• Work to complete: Select and reproduce each line of the listing below that bears the string "title".

## begin Stored data

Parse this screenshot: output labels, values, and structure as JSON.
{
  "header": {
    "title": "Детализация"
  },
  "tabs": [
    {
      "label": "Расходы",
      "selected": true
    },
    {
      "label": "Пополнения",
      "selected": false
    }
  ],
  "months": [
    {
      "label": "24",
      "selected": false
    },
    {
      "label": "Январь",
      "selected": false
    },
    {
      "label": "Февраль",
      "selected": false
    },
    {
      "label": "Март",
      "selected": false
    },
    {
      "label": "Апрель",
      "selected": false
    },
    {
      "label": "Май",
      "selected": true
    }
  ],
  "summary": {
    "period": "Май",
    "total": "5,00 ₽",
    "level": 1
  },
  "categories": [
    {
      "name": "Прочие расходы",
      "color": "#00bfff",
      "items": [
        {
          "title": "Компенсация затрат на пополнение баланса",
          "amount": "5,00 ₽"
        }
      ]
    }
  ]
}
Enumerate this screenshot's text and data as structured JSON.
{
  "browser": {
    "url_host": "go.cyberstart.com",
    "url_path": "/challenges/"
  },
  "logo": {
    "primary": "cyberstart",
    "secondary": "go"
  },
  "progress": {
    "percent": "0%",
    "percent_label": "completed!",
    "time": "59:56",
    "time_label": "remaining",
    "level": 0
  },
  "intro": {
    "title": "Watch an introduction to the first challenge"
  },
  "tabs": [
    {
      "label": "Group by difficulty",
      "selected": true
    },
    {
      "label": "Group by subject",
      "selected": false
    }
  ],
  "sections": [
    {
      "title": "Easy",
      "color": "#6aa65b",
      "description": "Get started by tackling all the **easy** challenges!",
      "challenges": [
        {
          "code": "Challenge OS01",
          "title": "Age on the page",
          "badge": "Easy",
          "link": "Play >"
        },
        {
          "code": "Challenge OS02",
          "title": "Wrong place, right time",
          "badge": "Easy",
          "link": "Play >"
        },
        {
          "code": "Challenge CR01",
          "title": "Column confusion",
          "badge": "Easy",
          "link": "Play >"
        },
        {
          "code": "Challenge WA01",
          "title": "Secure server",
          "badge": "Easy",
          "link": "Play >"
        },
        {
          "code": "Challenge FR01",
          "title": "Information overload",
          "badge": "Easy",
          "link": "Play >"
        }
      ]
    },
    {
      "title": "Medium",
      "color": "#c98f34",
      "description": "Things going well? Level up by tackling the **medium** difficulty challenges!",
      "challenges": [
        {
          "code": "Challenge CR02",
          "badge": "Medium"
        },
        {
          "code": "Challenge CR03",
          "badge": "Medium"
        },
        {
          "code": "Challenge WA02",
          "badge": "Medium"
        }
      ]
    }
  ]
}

## end Stored data

• Solution to this exercise:
    "title": "Детализация"
          "title": "Компенсация затрат на пополнение баланса",
    "title": "Watch an introduction to the first challenge"
      "title": "Easy",
          "title": "Age on the page",
          "title": "Wrong place, right time",
          "title": "Column confusion",
          "title": "Secure server",
          "title": "Information overload",
      "title": "Medium",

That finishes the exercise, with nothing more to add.